# Study questions:
a – According to the text on pediatric cataract surgery, how young can children be when their visual acuity is measured with preferential looking charts?
b – From the text on pediatric cataract surgery, quote the passage between "The harvest season" and "annual school vacation.", inclusive, with no changes.

The harvest season may be a time of reduced surgery since travel to a centralized treatment facility may not be possible without loss of the family livelihood. Many parents of school-age children prefer to have elective surgery done during the annual school vacation.
A significant influence in persuading parents to allow their child to undergo cataract surgery is likely to be the example of other children in the community who have had sight restored by such an operation. A reputation for good results from surgery is the major influence in the decision-making process for parents. Thus, in the initial phase, “patient selection” is very important. Patients with good visual potential (bilateral dense cataracts without nystagmus or microphthalmia in children who are progressing developmentally) should be operated on first to assure that parents and community leaders will trust and believe in the surgery being offered to the blind children. After establishing some initial success, cases with a more guarded prognosis can be operated. There are many reports of children with dense cataract operated late who nonetheless improve markedly on their preoperative visual acuity.
In some locations the facilities are in place but are underutilized. Valuable resources of trained staff have often been wasted, or at best poorly used, because they have not been given even the basic equipment to carry out their work—even though the equipment is often inexpensive and simple. Basic instruments to diagnose ophthalmic disorders should be provided (visual acuity charts, torch, direct ophthalmoscope, etc.) to such a setup. Measuring a child’s visual acuity before and after the intervention can help to gauge the outcome of the treatment. Children as young as 8 to 9 months can have their visual acuity measured by preferential looking charts.
Power fluctuations and outages are additional challenges in the developing-world setting when surgical procedures, like pediatric cataract surgery, depend on automated machinery. The development of better battery-operated vitrectomy cutting instruments would be helpful in these settings.

# Excerpted records:

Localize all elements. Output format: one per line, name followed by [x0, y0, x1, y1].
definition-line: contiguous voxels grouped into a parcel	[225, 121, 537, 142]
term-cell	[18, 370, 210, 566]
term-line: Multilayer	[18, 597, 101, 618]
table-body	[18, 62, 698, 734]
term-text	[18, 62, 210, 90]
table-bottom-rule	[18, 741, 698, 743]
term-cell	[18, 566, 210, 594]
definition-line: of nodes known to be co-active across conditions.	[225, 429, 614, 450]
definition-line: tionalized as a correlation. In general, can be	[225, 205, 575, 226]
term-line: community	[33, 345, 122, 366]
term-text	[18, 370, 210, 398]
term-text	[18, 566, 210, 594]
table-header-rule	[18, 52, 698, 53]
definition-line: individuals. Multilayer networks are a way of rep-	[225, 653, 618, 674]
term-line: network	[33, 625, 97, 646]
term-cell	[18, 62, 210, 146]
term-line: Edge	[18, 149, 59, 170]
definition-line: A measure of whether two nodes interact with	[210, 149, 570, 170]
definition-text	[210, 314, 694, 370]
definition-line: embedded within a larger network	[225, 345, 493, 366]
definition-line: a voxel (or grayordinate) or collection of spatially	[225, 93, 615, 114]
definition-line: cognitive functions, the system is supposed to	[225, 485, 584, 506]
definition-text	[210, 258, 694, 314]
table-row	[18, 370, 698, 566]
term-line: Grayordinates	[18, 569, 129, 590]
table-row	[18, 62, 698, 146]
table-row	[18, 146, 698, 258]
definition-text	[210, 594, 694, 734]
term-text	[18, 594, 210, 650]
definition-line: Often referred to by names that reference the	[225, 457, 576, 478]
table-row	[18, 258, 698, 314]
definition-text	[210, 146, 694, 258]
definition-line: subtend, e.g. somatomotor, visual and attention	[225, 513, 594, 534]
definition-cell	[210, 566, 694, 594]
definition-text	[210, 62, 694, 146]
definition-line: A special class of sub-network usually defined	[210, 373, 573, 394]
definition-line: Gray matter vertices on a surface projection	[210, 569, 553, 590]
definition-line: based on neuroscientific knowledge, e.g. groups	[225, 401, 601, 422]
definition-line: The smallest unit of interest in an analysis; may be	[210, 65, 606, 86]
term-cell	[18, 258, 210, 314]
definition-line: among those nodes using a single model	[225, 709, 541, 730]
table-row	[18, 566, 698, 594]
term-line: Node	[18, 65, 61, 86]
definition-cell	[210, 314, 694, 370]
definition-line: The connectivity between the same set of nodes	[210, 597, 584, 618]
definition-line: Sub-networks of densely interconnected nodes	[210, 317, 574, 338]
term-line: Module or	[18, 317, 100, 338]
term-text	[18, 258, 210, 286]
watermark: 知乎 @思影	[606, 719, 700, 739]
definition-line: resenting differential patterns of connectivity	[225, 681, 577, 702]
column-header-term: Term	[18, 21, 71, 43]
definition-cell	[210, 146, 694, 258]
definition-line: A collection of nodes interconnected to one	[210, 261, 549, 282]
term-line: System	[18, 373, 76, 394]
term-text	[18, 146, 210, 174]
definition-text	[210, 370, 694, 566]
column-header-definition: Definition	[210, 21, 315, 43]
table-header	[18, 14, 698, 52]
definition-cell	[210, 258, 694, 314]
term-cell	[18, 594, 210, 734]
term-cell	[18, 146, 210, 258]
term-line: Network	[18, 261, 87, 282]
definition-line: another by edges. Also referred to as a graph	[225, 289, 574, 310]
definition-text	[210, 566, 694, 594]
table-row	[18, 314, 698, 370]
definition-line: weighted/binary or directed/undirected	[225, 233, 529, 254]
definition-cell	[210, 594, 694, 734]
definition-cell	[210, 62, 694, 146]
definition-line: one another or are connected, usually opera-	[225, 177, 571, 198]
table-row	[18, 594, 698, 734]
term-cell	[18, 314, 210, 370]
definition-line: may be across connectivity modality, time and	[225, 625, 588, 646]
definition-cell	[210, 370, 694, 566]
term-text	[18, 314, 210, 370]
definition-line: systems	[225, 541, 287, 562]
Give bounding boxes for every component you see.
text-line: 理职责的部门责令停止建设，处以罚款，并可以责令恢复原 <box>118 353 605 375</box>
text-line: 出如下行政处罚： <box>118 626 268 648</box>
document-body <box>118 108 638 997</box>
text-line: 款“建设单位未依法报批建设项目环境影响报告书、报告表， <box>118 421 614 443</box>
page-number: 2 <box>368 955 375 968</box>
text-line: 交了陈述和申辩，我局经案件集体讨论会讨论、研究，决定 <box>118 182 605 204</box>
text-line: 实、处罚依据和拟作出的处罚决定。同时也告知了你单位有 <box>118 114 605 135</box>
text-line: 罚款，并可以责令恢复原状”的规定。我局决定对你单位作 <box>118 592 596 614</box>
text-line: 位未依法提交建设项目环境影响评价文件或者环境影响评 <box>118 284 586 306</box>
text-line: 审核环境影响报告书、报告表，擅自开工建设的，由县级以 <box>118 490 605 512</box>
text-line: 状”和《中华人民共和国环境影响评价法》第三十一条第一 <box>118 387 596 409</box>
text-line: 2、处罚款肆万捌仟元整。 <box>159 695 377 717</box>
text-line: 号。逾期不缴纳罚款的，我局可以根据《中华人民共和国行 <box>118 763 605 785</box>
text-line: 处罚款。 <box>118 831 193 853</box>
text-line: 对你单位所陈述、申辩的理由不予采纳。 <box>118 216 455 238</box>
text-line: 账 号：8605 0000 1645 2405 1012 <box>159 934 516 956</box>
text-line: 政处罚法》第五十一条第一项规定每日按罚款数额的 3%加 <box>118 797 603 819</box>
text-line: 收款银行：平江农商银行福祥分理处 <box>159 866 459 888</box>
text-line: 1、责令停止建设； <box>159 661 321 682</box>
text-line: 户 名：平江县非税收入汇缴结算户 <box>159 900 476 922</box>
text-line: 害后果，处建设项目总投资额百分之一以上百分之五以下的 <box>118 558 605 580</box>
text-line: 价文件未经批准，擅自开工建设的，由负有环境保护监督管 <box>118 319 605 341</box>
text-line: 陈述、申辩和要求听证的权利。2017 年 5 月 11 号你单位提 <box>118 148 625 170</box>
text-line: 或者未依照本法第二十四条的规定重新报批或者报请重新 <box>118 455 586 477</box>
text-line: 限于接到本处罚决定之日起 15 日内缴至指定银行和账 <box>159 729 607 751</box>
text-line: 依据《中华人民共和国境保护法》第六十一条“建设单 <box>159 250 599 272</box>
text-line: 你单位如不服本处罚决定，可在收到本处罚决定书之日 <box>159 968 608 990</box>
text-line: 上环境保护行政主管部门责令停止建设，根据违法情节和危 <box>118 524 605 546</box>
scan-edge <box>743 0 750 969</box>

# Responses:
a – As young as 8 to 9 months.

b –
The harvest season may be a time of reduced surgery since travel to a centralized treatment facility may not be possible without loss of the family livelihood. Many parents of school-age children prefer to have elective surgery done during the annual school vacation.